Copy out each line below that has the word "source" in it.

DATA LISTING

################

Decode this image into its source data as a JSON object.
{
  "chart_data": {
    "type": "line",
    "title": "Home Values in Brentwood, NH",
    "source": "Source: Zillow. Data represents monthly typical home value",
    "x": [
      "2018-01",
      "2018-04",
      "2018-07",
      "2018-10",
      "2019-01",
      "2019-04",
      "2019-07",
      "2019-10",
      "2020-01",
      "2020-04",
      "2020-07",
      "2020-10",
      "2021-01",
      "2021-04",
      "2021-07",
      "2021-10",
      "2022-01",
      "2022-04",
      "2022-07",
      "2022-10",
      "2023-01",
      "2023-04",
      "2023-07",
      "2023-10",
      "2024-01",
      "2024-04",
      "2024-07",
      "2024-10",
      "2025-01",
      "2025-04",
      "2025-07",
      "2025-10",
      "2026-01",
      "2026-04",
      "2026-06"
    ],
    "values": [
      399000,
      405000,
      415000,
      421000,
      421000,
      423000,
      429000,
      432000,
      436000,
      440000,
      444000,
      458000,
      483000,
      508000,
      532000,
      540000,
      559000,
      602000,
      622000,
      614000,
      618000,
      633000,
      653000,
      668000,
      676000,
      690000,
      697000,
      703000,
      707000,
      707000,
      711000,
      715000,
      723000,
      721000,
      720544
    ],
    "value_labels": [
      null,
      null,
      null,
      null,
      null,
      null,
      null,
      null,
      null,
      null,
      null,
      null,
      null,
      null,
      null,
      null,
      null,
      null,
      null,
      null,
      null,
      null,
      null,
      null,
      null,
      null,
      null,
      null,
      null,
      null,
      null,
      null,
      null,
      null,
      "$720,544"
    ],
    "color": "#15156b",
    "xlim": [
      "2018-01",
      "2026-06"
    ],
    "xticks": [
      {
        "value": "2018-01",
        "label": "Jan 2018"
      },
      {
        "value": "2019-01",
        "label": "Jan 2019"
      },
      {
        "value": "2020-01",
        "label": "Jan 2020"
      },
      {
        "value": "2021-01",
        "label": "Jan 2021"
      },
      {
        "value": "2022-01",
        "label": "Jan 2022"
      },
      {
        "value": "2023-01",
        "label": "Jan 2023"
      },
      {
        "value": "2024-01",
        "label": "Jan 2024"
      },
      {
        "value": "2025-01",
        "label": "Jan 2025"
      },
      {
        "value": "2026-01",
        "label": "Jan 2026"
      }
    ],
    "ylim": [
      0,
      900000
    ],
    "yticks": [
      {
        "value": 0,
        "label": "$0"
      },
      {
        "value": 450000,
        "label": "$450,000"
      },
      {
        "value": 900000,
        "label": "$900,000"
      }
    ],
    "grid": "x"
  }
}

################

ANSWER BELOW
Decode this image into its source data as a JSON object.
    "source": "Source: Zillow. Data represents monthly typical home value",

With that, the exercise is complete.